(Entries from a visual dataset)

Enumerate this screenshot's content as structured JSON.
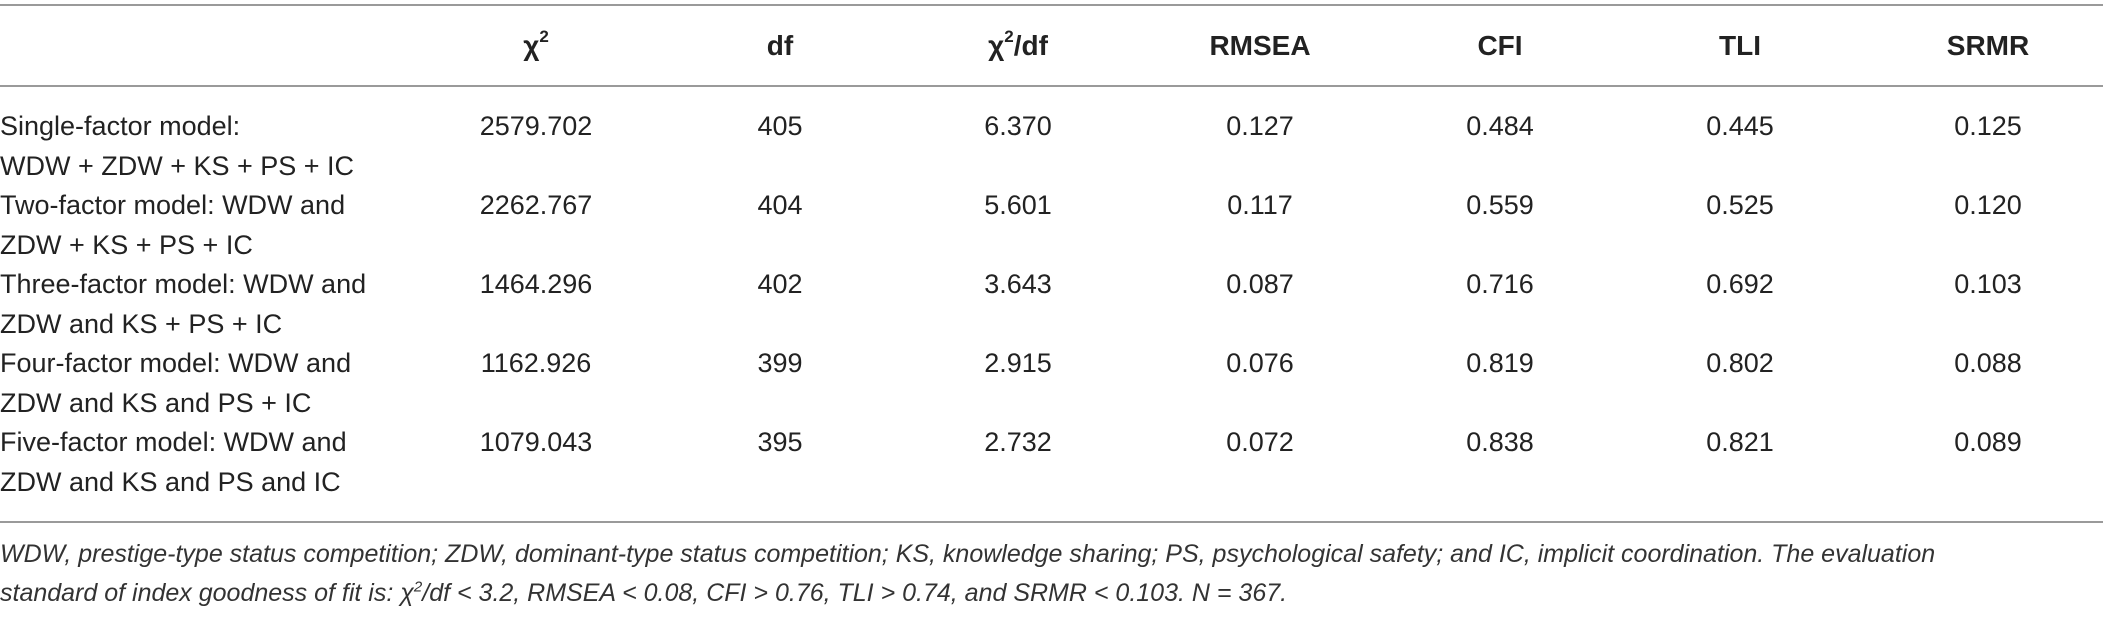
{
  "table": {
    "headers": {
      "chi_symbol": "χ",
      "chi_sup": "2",
      "df": "df",
      "chidf_symbol": "χ",
      "chidf_sup": "2",
      "chidf_tail": "/df",
      "rmsea": "RMSEA",
      "cfi": "CFI",
      "tli": "TLI",
      "srmr": "SRMR"
    },
    "rows": [
      {
        "label_line1": "Single-factor model:",
        "label_line2": "WDW + ZDW + KS + PS + IC",
        "chi": "2579.702",
        "df": "405",
        "chidf": "6.370",
        "rmsea": "0.127",
        "cfi": "0.484",
        "tli": "0.445",
        "srmr": "0.125"
      },
      {
        "label_line1": "Two-factor model: WDW and",
        "label_line2": "ZDW + KS + PS + IC",
        "chi": "2262.767",
        "df": "404",
        "chidf": "5.601",
        "rmsea": "0.117",
        "cfi": "0.559",
        "tli": "0.525",
        "srmr": "0.120"
      },
      {
        "label_line1": "Three-factor model: WDW and",
        "label_line2": "ZDW and KS + PS + IC",
        "chi": "1464.296",
        "df": "402",
        "chidf": "3.643",
        "rmsea": "0.087",
        "cfi": "0.716",
        "tli": "0.692",
        "srmr": "0.103"
      },
      {
        "label_line1": "Four-factor model: WDW and",
        "label_line2": "ZDW and KS and PS + IC",
        "chi": "1162.926",
        "df": "399",
        "chidf": "2.915",
        "rmsea": "0.076",
        "cfi": "0.819",
        "tli": "0.802",
        "srmr": "0.088"
      },
      {
        "label_line1": "Five-factor model: WDW and",
        "label_line2": "ZDW and KS and PS and IC",
        "chi": "1079.043",
        "df": "395",
        "chidf": "2.732",
        "rmsea": "0.072",
        "cfi": "0.838",
        "tli": "0.821",
        "srmr": "0.089"
      }
    ]
  },
  "note": {
    "line1": "WDW, prestige-type status competition; ZDW, dominant-type status competition; KS, knowledge sharing; PS, psychological safety; and IC, implicit coordination. The evaluation",
    "line2_pre": "standard of index goodness of fit is: χ",
    "line2_sup": "2",
    "line2_post": "/df < 3.2, RMSEA < 0.08, CFI > 0.76, TLI > 0.74, and SRMR < 0.103. N = 367."
  }
}
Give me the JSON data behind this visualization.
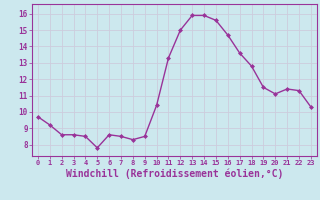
{
  "x": [
    0,
    1,
    2,
    3,
    4,
    5,
    6,
    7,
    8,
    9,
    10,
    11,
    12,
    13,
    14,
    15,
    16,
    17,
    18,
    19,
    20,
    21,
    22,
    23
  ],
  "y": [
    9.7,
    9.2,
    8.6,
    8.6,
    8.5,
    7.8,
    8.6,
    8.5,
    8.3,
    8.5,
    10.4,
    13.3,
    15.0,
    15.9,
    15.9,
    15.6,
    14.7,
    13.6,
    12.8,
    11.5,
    11.1,
    11.4,
    11.3,
    10.3
  ],
  "line_color": "#993399",
  "marker": "D",
  "marker_size": 2.0,
  "linewidth": 1.0,
  "xlabel": "Windchill (Refroidissement éolien,°C)",
  "xlabel_fontsize": 7,
  "xtick_labels": [
    "0",
    "1",
    "2",
    "3",
    "4",
    "5",
    "6",
    "7",
    "8",
    "9",
    "10",
    "11",
    "12",
    "13",
    "14",
    "15",
    "16",
    "17",
    "18",
    "19",
    "20",
    "21",
    "22",
    "23"
  ],
  "yticks": [
    8,
    9,
    10,
    11,
    12,
    13,
    14,
    15,
    16
  ],
  "ylim": [
    7.3,
    16.6
  ],
  "xlim": [
    -0.5,
    23.5
  ],
  "bg_color": "#cce8ee",
  "grid_color": "#ccccdd",
  "tick_color": "#993399",
  "label_color": "#993399",
  "spine_color": "#993399"
}
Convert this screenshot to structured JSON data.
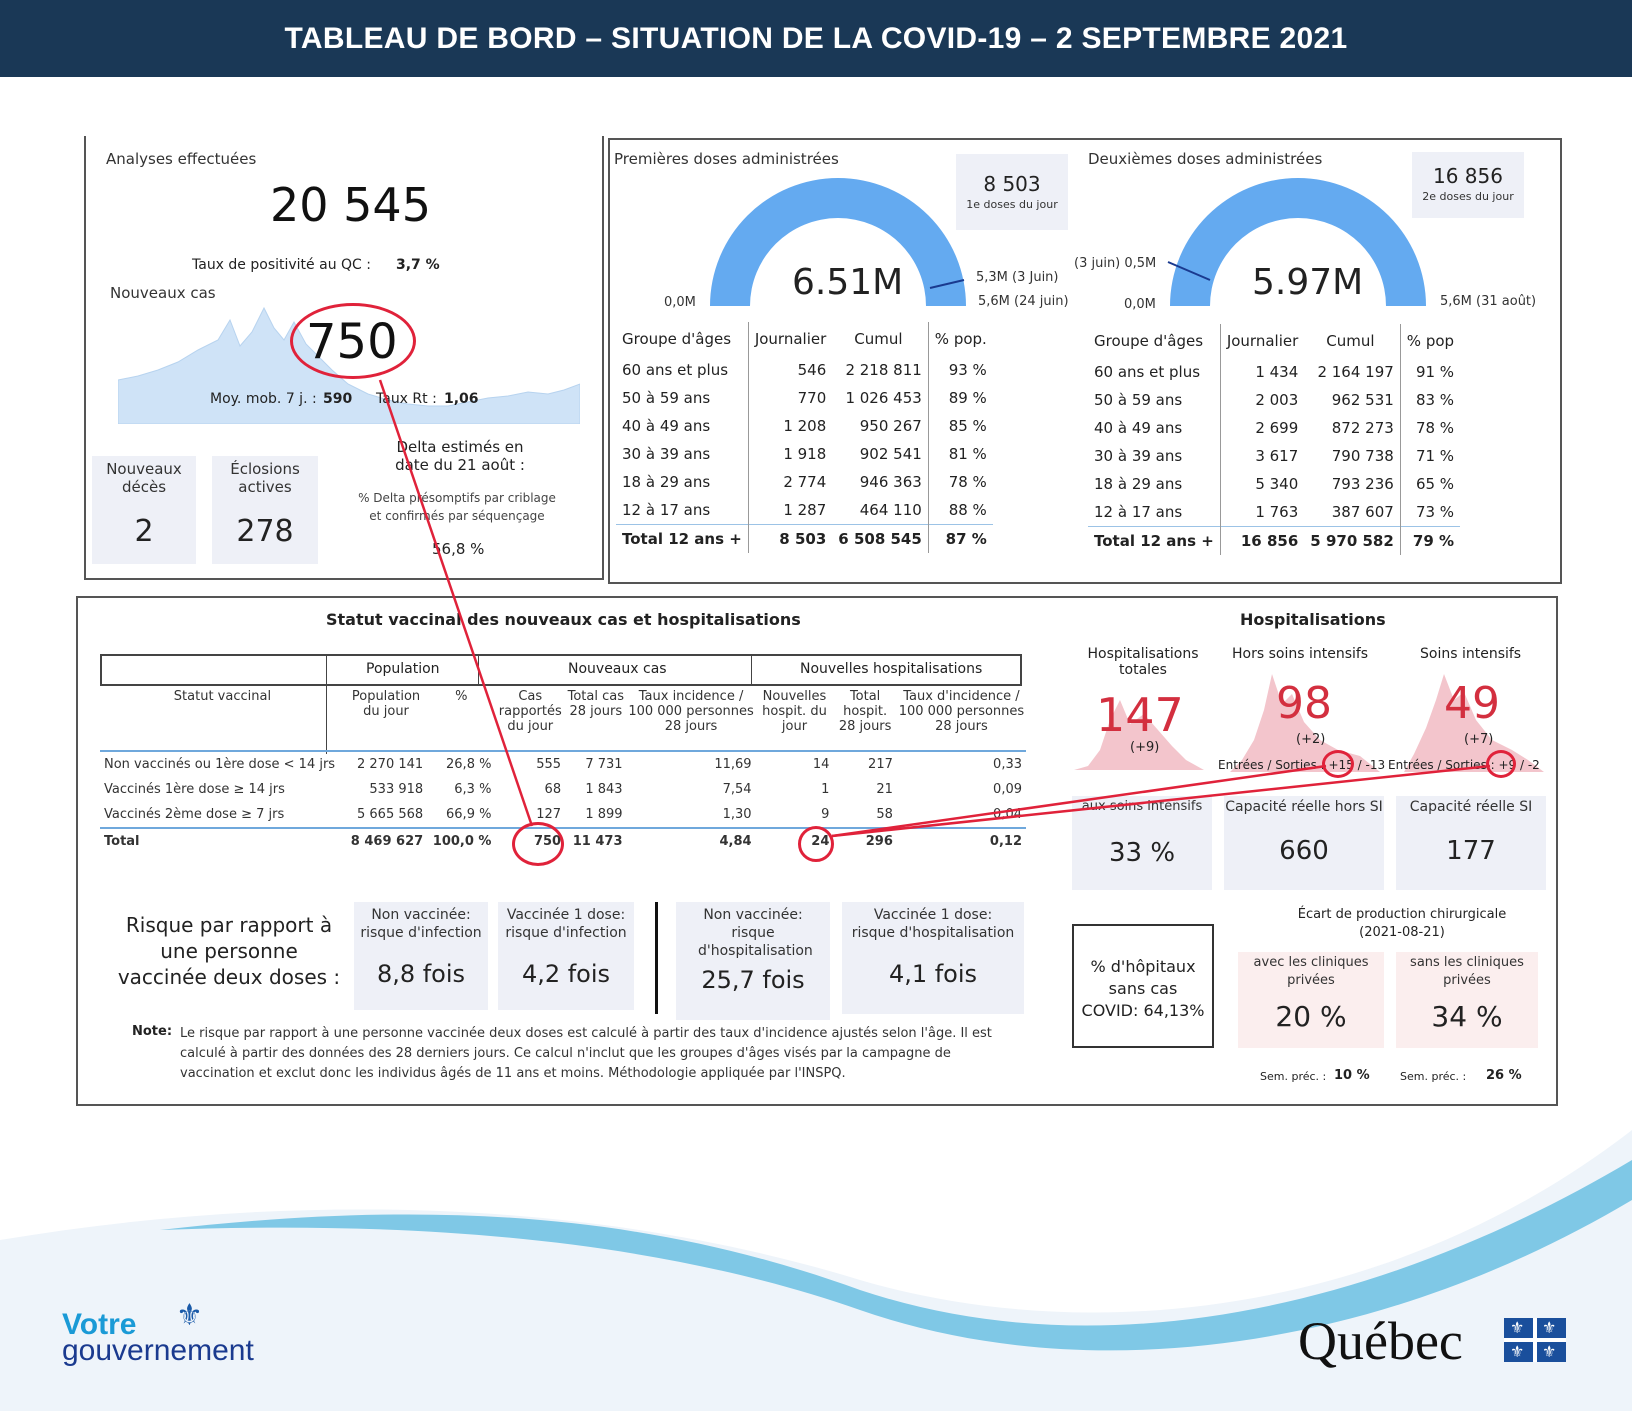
{
  "header": {
    "title": "TABLEAU DE BORD – SITUATION DE LA COVID-19 – 2 SEPTEMBRE 2021"
  },
  "colors": {
    "header_bg": "#1a3856",
    "gauge_blue": "#64aaf0",
    "alert_red": "#d32f3f",
    "annot_red": "#e0223a"
  },
  "analyses": {
    "title": "Analyses effectuées",
    "value": "20 545",
    "positivity_label": "Taux de positivité au QC :",
    "positivity_value": "3,7 %",
    "new_cases_label": "Nouveaux cas",
    "new_cases_value": "750",
    "mob_label": "Moy. mob. 7 j. :",
    "mob_value": "590",
    "rt_label": "Taux Rt :",
    "rt_value": "1,06",
    "deaths_label": "Nouveaux décès",
    "deaths_value": "2",
    "outbreaks_label": "Éclosions actives",
    "outbreaks_value": "278",
    "delta_title": "Delta estimés en date du 21 août :",
    "delta_sub": "% Delta présomptifs par criblage et confirmés par séquençage",
    "delta_value": "56,8 %"
  },
  "dose1": {
    "title": "Premières doses administrées",
    "total": "6.51M",
    "daily": "8 503",
    "daily_label": "1e doses du jour",
    "min_label": "0,0M",
    "marker1": "5,3M (3 Juin)",
    "marker2": "5,6M (24 juin)",
    "fill_fraction": 1.0,
    "columns": [
      "Groupe d'âges",
      "Journalier",
      "Cumul",
      "% pop."
    ],
    "rows": [
      [
        "60 ans et plus",
        "546",
        "2 218 811",
        "93 %"
      ],
      [
        "50 à 59 ans",
        "770",
        "1 026 453",
        "89 %"
      ],
      [
        "40 à 49 ans",
        "1 208",
        "950 267",
        "85 %"
      ],
      [
        "30 à 39 ans",
        "1 918",
        "902 541",
        "81 %"
      ],
      [
        "18 à 29 ans",
        "2 774",
        "946 363",
        "78 %"
      ],
      [
        "12 à 17 ans",
        "1 287",
        "464 110",
        "88 %"
      ]
    ],
    "total_row": [
      "Total 12 ans +",
      "8 503",
      "6 508 545",
      "87 %"
    ]
  },
  "dose2": {
    "title": "Deuxièmes doses administrées",
    "total": "5.97M",
    "daily": "16 856",
    "daily_label": "2e doses du jour",
    "min_label": "0,0M",
    "marker1": "(3 juin)  0,5M",
    "marker2": "5,6M (31 août)",
    "columns": [
      "Groupe d'âges",
      "Journalier",
      "Cumul",
      "% pop"
    ],
    "rows": [
      [
        "60 ans et plus",
        "1 434",
        "2 164 197",
        "91 %"
      ],
      [
        "50 à 59 ans",
        "2 003",
        "962 531",
        "83 %"
      ],
      [
        "40 à 49 ans",
        "2 699",
        "872 273",
        "78 %"
      ],
      [
        "30 à 39 ans",
        "3 617",
        "790 738",
        "71 %"
      ],
      [
        "18 à 29 ans",
        "5 340",
        "793 236",
        "65 %"
      ],
      [
        "12 à 17 ans",
        "1 763",
        "387 607",
        "73 %"
      ]
    ],
    "total_row": [
      "Total 12 ans +",
      "16 856",
      "5 970 582",
      "79 %"
    ]
  },
  "status": {
    "title": "Statut vaccinal des nouveaux cas et hospitalisations",
    "group_headers": [
      "Population",
      "Nouveaux cas",
      "Nouvelles hospitalisations"
    ],
    "columns": [
      "Statut vaccinal",
      "Population du jour",
      "%",
      "Cas rapportés du jour",
      "Total cas 28 jours",
      "Taux incidence / 100 000 personnes 28 jours",
      "Nouvelles hospit. du jour",
      "Total hospit. 28 jours",
      "Taux d'incidence / 100 000 personnes 28 jours"
    ],
    "rows": [
      [
        "Non vaccinés ou 1ère dose < 14 jrs",
        "2 270 141",
        "26,8 %",
        "555",
        "7 731",
        "11,69",
        "14",
        "217",
        "0,33"
      ],
      [
        "Vaccinés 1ère dose ≥ 14 jrs",
        "533 918",
        "6,3 %",
        "68",
        "1 843",
        "7,54",
        "1",
        "21",
        "0,09"
      ],
      [
        "Vaccinés 2ème dose ≥ 7 jrs",
        "5 665 568",
        "66,9 %",
        "127",
        "1 899",
        "1,30",
        "9",
        "58",
        "0,04"
      ]
    ],
    "total_row": [
      "Total",
      "8 469 627",
      "100,0 %",
      "750",
      "11 473",
      "4,84",
      "24",
      "296",
      "0,12"
    ]
  },
  "risk": {
    "title": "Risque par rapport à une personne vaccinée deux doses :",
    "cards": [
      {
        "label": "Non vaccinée: risque d'infection",
        "value": "8,8 fois"
      },
      {
        "label": "Vaccinée 1 dose: risque d'infection",
        "value": "4,2 fois"
      },
      {
        "label": "Non vaccinée: risque d'hospitalisation",
        "value": "25,7 fois"
      },
      {
        "label": "Vaccinée 1 dose: risque d'hospitalisation",
        "value": "4,1 fois"
      }
    ],
    "note_label": "Note:",
    "note": "Le risque par rapport à une personne vaccinée deux doses est calculé à partir des taux d'incidence ajustés selon l'âge. Il est calculé à partir des données des 28 derniers jours. Ce calcul n'inclut que les groupes d'âges visés par la campagne de vaccination et exclut donc les individus âgés de 11 ans et moins. Méthodologie appliquée par l'INSPQ."
  },
  "hosp": {
    "title": "Hospitalisations",
    "total_label": "Hospitalisations totales",
    "total_value": "147",
    "total_delta": "(+9)",
    "hors_label": "Hors soins intensifs",
    "hors_value": "98",
    "hors_delta": "(+2)",
    "hors_flow": "Entrées / Sorties : +15 / -13",
    "si_label": "Soins intensifs",
    "si_value": "49",
    "si_delta": "(+7)",
    "si_flow": "Entrées / Sorties : +9 / -2",
    "aux_label": "aux soins intensifs",
    "aux_value": "33 %",
    "cap_hors_label": "Capacité réelle hors SI",
    "cap_hors_value": "660",
    "cap_si_label": "Capacité réelle SI",
    "cap_si_value": "177",
    "hopitaux_label": "% d'hôpitaux sans cas COVID: 64,13%",
    "ecart_title": "Écart de production chirurgicale (2021-08-21)",
    "avec_label": "avec les cliniques privées",
    "avec_value": "20 %",
    "sans_label": "sans les cliniques privées",
    "sans_value": "34 %",
    "sem_label": "Sem. préc. :",
    "sem_avec": "10 %",
    "sem_sans": "26 %"
  },
  "footer": {
    "votre": "Votre",
    "gouvernement": "gouvernement",
    "quebec": "Québec"
  }
}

**Task requirements:** Using the material above, work out how many lines contain the string "status". Give that number alone.

**The answer:** 2